What you need to do | Filter this data down to the lines that hold "name", and copy them.

Records that describe figures:
-=-=-

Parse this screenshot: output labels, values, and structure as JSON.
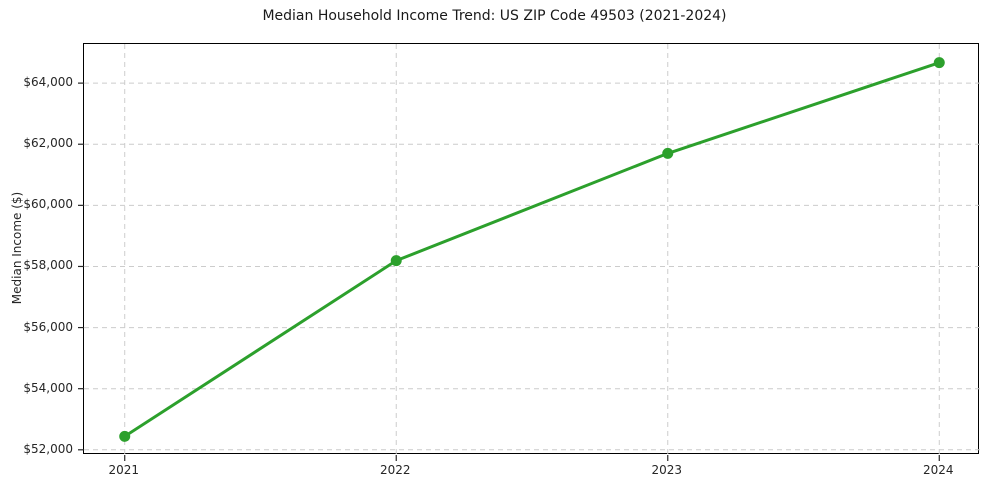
{
  "chart_data": {
    "type": "line",
    "title": "Median Household Income Trend: US ZIP Code 49503 (2021-2024)",
    "xlabel": "",
    "ylabel": "Median Income ($)",
    "x": [
      2021,
      2022,
      2023,
      2024
    ],
    "values": [
      52440,
      58190,
      61700,
      64670
    ],
    "xtick_labels": [
      "2021",
      "2022",
      "2023",
      "2024"
    ],
    "ytick_values": [
      52000,
      54000,
      56000,
      58000,
      60000,
      62000,
      64000
    ],
    "ytick_labels": [
      "$52,000",
      "$54,000",
      "$56,000",
      "$58,000",
      "$60,000",
      "$62,000",
      "$64,000"
    ],
    "xlim": [
      2020.85,
      2024.15
    ],
    "ylim": [
      51830,
      65280
    ],
    "grid": true,
    "grid_style": "dashed",
    "legend_position": "none",
    "line_color": "#2ca02c",
    "marker": "circle",
    "marker_color": "#2ca02c",
    "grid_color": "#cccccc",
    "axis_color": "#000000",
    "tick_color": "#262626",
    "background_color": "#ffffff"
  }
}
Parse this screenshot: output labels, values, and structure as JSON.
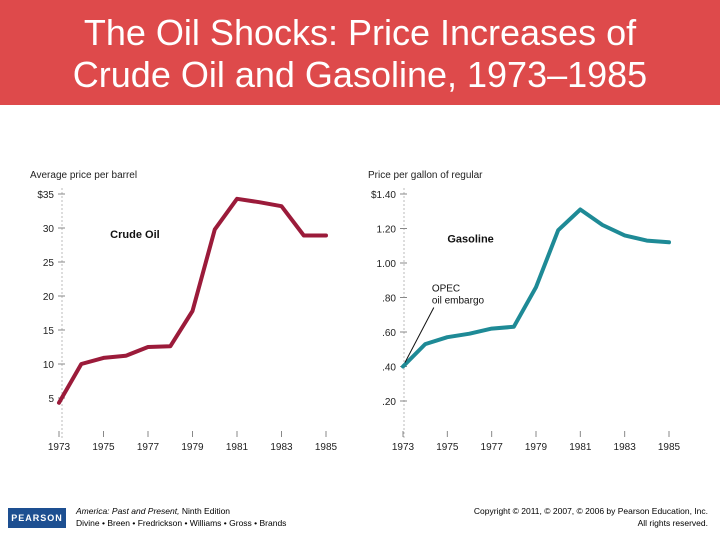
{
  "slide": {
    "title_line1": "The Oil Shocks:  Price Increases of",
    "title_line2": "Crude Oil and Gasoline, 1973–1985",
    "banner_color": "#de4a4b"
  },
  "chart_data": [
    {
      "type": "line",
      "title": "Crude Oil",
      "ylabel": "Average price per barrel",
      "ylim": [
        0,
        35
      ],
      "y_ticks": [
        5,
        10,
        15,
        20,
        25,
        30,
        35
      ],
      "y_tick_labels": [
        "5",
        "10",
        "15",
        "20",
        "25",
        "30",
        "$35"
      ],
      "x": [
        1973,
        1974,
        1975,
        1976,
        1977,
        1978,
        1979,
        1980,
        1981,
        1982,
        1983,
        1984,
        1985
      ],
      "x_tick_labels": [
        "1973",
        "1975",
        "1977",
        "1979",
        "1981",
        "1983",
        "1985"
      ],
      "series": [
        {
          "color": "#9b1b3a",
          "values": [
            4.3,
            10.0,
            10.9,
            11.2,
            12.5,
            12.6,
            17.8,
            29.8,
            34.3,
            33.8,
            33.2,
            28.9,
            28.9
          ]
        }
      ]
    },
    {
      "type": "line",
      "title": "Gasoline",
      "ylabel": "Price per gallon of regular",
      "ylim": [
        0.1,
        1.4
      ],
      "y_ticks": [
        0.2,
        0.4,
        0.6,
        0.8,
        1.0,
        1.2,
        1.4
      ],
      "y_tick_labels": [
        ".20",
        ".40",
        ".60",
        ".80",
        "1.00",
        "1.20",
        "$1.40"
      ],
      "x": [
        1973,
        1974,
        1975,
        1976,
        1977,
        1978,
        1979,
        1980,
        1981,
        1982,
        1983,
        1984,
        1985
      ],
      "x_tick_labels": [
        "1973",
        "1975",
        "1977",
        "1979",
        "1981",
        "1983",
        "1985"
      ],
      "series": [
        {
          "color": "#1e8a96",
          "values": [
            0.4,
            0.53,
            0.57,
            0.59,
            0.62,
            0.63,
            0.86,
            1.19,
            1.31,
            1.22,
            1.16,
            1.13,
            1.12
          ]
        }
      ],
      "annotation": {
        "text_line1": "OPEC",
        "text_line2": "oil embargo",
        "x": 1973,
        "y": 0.4
      }
    }
  ],
  "footer": {
    "logo_text": "PEARSON",
    "book_title": "America: Past and Present,",
    "edition": "Ninth Edition",
    "authors": "Divine • Breen • Fredrickson • Williams • Gross • Brands",
    "copyright": "Copyright © 2011, © 2007, © 2006 by Pearson Education, Inc.",
    "rights": "All rights reserved."
  }
}
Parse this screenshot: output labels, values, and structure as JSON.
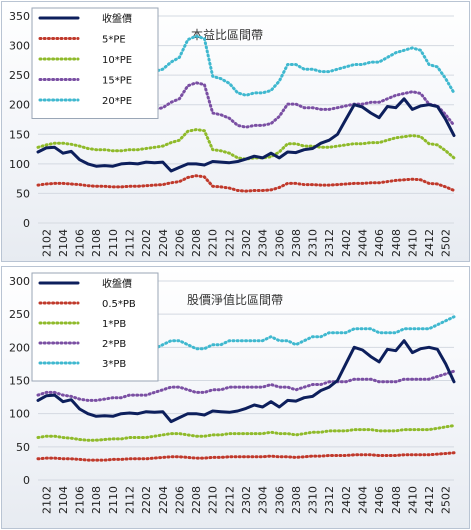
{
  "chart_data": [
    {
      "type": "line",
      "title": "本益比區間帶",
      "ylim": [
        0,
        350
      ],
      "yticks": [
        0,
        50,
        100,
        150,
        200,
        250,
        300,
        350
      ],
      "x": [
        "2101",
        "2102",
        "2103",
        "2104",
        "2105",
        "2106",
        "2107",
        "2108",
        "2109",
        "2110",
        "2111",
        "2112",
        "2201",
        "2202",
        "2203",
        "2204",
        "2205",
        "2206",
        "2207",
        "2208",
        "2209",
        "2210",
        "2211",
        "2212",
        "2301",
        "2302",
        "2303",
        "2304",
        "2305",
        "2306",
        "2307",
        "2308",
        "2309",
        "2310",
        "2311",
        "2312",
        "2401",
        "2402",
        "2403",
        "2404",
        "2405",
        "2406",
        "2407",
        "2408",
        "2409",
        "2410",
        "2411",
        "2412",
        "2501",
        "2502",
        "2503"
      ],
      "xtick_labels": [
        "2102",
        "2104",
        "2106",
        "2108",
        "2110",
        "2112",
        "2202",
        "2204",
        "2206",
        "2208",
        "2210",
        "2212",
        "2302",
        "2304",
        "2306",
        "2308",
        "2310",
        "2312",
        "2402",
        "2404",
        "2406",
        "2408",
        "2410",
        "2412",
        "2502"
      ],
      "legend_position": "top-left",
      "series": [
        {
          "name": "收盤價",
          "color": "#0d1f5c",
          "style": "solid",
          "values": [
            120,
            127,
            128,
            118,
            121,
            107,
            100,
            96,
            97,
            96,
            100,
            101,
            100,
            103,
            102,
            103,
            88,
            94,
            100,
            100,
            98,
            104,
            103,
            102,
            104,
            108,
            113,
            110,
            118,
            110,
            120,
            119,
            124,
            126,
            135,
            140,
            150,
            175,
            200,
            196,
            186,
            178,
            197,
            195,
            210,
            192,
            198,
            200,
            197,
            175,
            148
          ]
        },
        {
          "name": "5*PE",
          "color": "#c0392b",
          "style": "dotted",
          "values": [
            64,
            66,
            67,
            67,
            66,
            65,
            63,
            62,
            62,
            61,
            61,
            62,
            62,
            63,
            64,
            65,
            68,
            70,
            77,
            80,
            78,
            62,
            61,
            59,
            55,
            54,
            55,
            55,
            56,
            60,
            67,
            67,
            65,
            65,
            64,
            64,
            65,
            66,
            67,
            67,
            68,
            68,
            70,
            72,
            73,
            74,
            73,
            67,
            66,
            61,
            55
          ]
        },
        {
          "name": "10*PE",
          "color": "#8fba2a",
          "style": "dotted",
          "values": [
            128,
            132,
            135,
            135,
            133,
            130,
            126,
            124,
            124,
            122,
            122,
            124,
            124,
            126,
            128,
            130,
            136,
            140,
            155,
            158,
            156,
            124,
            122,
            118,
            110,
            108,
            110,
            110,
            112,
            120,
            134,
            134,
            130,
            130,
            128,
            128,
            130,
            132,
            134,
            134,
            136,
            136,
            140,
            144,
            146,
            148,
            146,
            134,
            132,
            122,
            110
          ]
        },
        {
          "name": "15*PE",
          "color": "#7a4fa3",
          "style": "dotted",
          "values": [
            192,
            198,
            202,
            203,
            199,
            195,
            189,
            186,
            186,
            183,
            183,
            186,
            186,
            189,
            192,
            195,
            204,
            210,
            232,
            237,
            234,
            186,
            183,
            177,
            165,
            162,
            165,
            165,
            168,
            180,
            201,
            201,
            195,
            195,
            192,
            192,
            195,
            198,
            201,
            201,
            204,
            204,
            210,
            216,
            219,
            222,
            219,
            201,
            198,
            183,
            165
          ]
        },
        {
          "name": "20*PE",
          "color": "#3fb8cf",
          "style": "dotted",
          "values": [
            256,
            264,
            270,
            270,
            266,
            260,
            252,
            248,
            248,
            244,
            244,
            248,
            248,
            252,
            256,
            260,
            272,
            280,
            310,
            316,
            312,
            248,
            244,
            236,
            220,
            216,
            220,
            220,
            224,
            240,
            268,
            268,
            260,
            260,
            256,
            256,
            260,
            264,
            268,
            268,
            272,
            272,
            280,
            288,
            292,
            296,
            292,
            268,
            264,
            244,
            220
          ]
        }
      ]
    },
    {
      "type": "line",
      "title": "股價淨值比區間帶",
      "ylim": [
        0,
        300
      ],
      "yticks": [
        0,
        50,
        100,
        150,
        200,
        250,
        300
      ],
      "x": [
        "2101",
        "2102",
        "2103",
        "2104",
        "2105",
        "2106",
        "2107",
        "2108",
        "2109",
        "2110",
        "2111",
        "2112",
        "2201",
        "2202",
        "2203",
        "2204",
        "2205",
        "2206",
        "2207",
        "2208",
        "2209",
        "2210",
        "2211",
        "2212",
        "2301",
        "2302",
        "2303",
        "2304",
        "2305",
        "2306",
        "2307",
        "2308",
        "2309",
        "2310",
        "2311",
        "2312",
        "2401",
        "2402",
        "2403",
        "2404",
        "2405",
        "2406",
        "2407",
        "2408",
        "2409",
        "2410",
        "2411",
        "2412",
        "2501",
        "2502",
        "2503"
      ],
      "xtick_labels": [
        "2102",
        "2104",
        "2106",
        "2108",
        "2110",
        "2112",
        "2202",
        "2204",
        "2206",
        "2208",
        "2210",
        "2212",
        "2302",
        "2304",
        "2306",
        "2308",
        "2310",
        "2312",
        "2402",
        "2404",
        "2406",
        "2408",
        "2410",
        "2412",
        "2502"
      ],
      "legend_position": "top-left",
      "series": [
        {
          "name": "收盤價",
          "color": "#0d1f5c",
          "style": "solid",
          "values": [
            120,
            127,
            128,
            118,
            121,
            107,
            100,
            96,
            97,
            96,
            100,
            101,
            100,
            103,
            102,
            103,
            88,
            94,
            100,
            100,
            98,
            104,
            103,
            102,
            104,
            108,
            113,
            110,
            118,
            110,
            120,
            119,
            124,
            126,
            135,
            140,
            150,
            175,
            200,
            196,
            186,
            178,
            197,
            195,
            210,
            192,
            198,
            200,
            197,
            175,
            148
          ]
        },
        {
          "name": "0.5*PB",
          "color": "#c0392b",
          "style": "dotted",
          "values": [
            32,
            33,
            33,
            32,
            32,
            31,
            30,
            30,
            30,
            31,
            31,
            32,
            32,
            32,
            33,
            34,
            35,
            35,
            34,
            33,
            33,
            34,
            34,
            35,
            35,
            35,
            35,
            35,
            36,
            35,
            35,
            34,
            35,
            36,
            36,
            37,
            37,
            37,
            38,
            38,
            38,
            37,
            37,
            37,
            38,
            38,
            38,
            38,
            39,
            40,
            41
          ]
        },
        {
          "name": "1*PB",
          "color": "#8fba2a",
          "style": "dotted",
          "values": [
            64,
            66,
            66,
            64,
            63,
            61,
            60,
            60,
            61,
            62,
            62,
            64,
            64,
            64,
            66,
            68,
            70,
            70,
            68,
            66,
            66,
            68,
            68,
            70,
            70,
            70,
            70,
            70,
            72,
            70,
            70,
            68,
            70,
            72,
            72,
            74,
            74,
            74,
            76,
            76,
            76,
            74,
            74,
            74,
            76,
            76,
            76,
            76,
            78,
            80,
            82
          ]
        },
        {
          "name": "2*PB",
          "color": "#7a4fa3",
          "style": "dotted",
          "values": [
            128,
            132,
            132,
            128,
            126,
            122,
            120,
            120,
            122,
            124,
            124,
            128,
            128,
            128,
            132,
            136,
            140,
            140,
            136,
            132,
            132,
            136,
            136,
            140,
            140,
            140,
            140,
            140,
            144,
            140,
            140,
            136,
            140,
            144,
            144,
            148,
            148,
            148,
            152,
            152,
            152,
            148,
            148,
            148,
            152,
            152,
            152,
            152,
            156,
            160,
            164
          ]
        },
        {
          "name": "3*PB",
          "color": "#3fb8cf",
          "style": "dotted",
          "values": [
            192,
            198,
            198,
            192,
            189,
            183,
            180,
            180,
            183,
            186,
            186,
            192,
            192,
            192,
            198,
            204,
            210,
            210,
            204,
            198,
            198,
            204,
            204,
            210,
            210,
            210,
            210,
            210,
            216,
            210,
            210,
            204,
            210,
            216,
            216,
            222,
            222,
            222,
            228,
            228,
            228,
            222,
            222,
            222,
            228,
            228,
            228,
            228,
            234,
            240,
            246
          ]
        }
      ]
    }
  ]
}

-=-=-

Worked answer |
          "name": "收盤價",
          "name": "5*PE",
          "name": "10*PE",
          "name": "15*PE",
          "name": "20*PE",
          "name": "收盤價",
          "name": "0.5*PB",
          "name": "1*PB",
          "name": "2*PB",
          "name": "3*PB",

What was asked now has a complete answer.